→ What you should do
Copy out the records that appear below, exactly as each one reads.

→ The records
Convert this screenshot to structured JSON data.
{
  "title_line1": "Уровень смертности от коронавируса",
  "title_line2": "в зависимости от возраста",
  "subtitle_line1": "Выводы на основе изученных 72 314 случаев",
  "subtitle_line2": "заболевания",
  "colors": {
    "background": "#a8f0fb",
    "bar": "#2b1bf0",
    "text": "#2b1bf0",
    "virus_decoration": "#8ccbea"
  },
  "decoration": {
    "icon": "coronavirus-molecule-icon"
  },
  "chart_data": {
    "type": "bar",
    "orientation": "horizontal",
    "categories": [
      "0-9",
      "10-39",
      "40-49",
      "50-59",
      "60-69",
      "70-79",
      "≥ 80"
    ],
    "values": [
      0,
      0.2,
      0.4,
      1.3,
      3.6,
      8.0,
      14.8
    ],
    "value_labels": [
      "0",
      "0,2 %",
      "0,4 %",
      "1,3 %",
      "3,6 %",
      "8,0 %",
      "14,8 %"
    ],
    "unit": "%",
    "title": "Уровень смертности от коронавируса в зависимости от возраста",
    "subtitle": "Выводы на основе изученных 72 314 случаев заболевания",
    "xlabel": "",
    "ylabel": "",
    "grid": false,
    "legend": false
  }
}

→ Written response
Convert this screenshot to structured JSON data.
{
  "title_line1": "Уровень смертности от коронавируса",
  "title_line2": "в зависимости от возраста",
  "subtitle_line1": "Выводы на основе изученных 72 314 случаев",
  "subtitle_line2": "заболевания",
  "colors": {
    "background": "#a8f0fb",
    "bar": "#2b1bf0",
    "text": "#2b1bf0",
    "virus_decoration": "#8ccbea"
  },
  "decoration": {
    "icon": "coronavirus-molecule-icon"
  },
  "chart_data": {
    "type": "bar",
    "orientation": "horizontal",
    "categories": [
      "0-9",
      "10-39",
      "40-49",
      "50-59",
      "60-69",
      "70-79",
      "≥ 80"
    ],
    "values": [
      0,
      0.2,
      0.4,
      1.3,
      3.6,
      8.0,
      14.8
    ],
    "value_labels": [
      "0",
      "0,2 %",
      "0,4 %",
      "1,3 %",
      "3,6 %",
      "8,0 %",
      "14,8 %"
    ],
    "unit": "%",
    "title": "Уровень смертности от коронавируса в зависимости от возраста",
    "subtitle": "Выводы на основе изученных 72 314 случаев заболевания",
    "xlabel": "",
    "ylabel": "",
    "grid": false,
    "legend": false
  }
}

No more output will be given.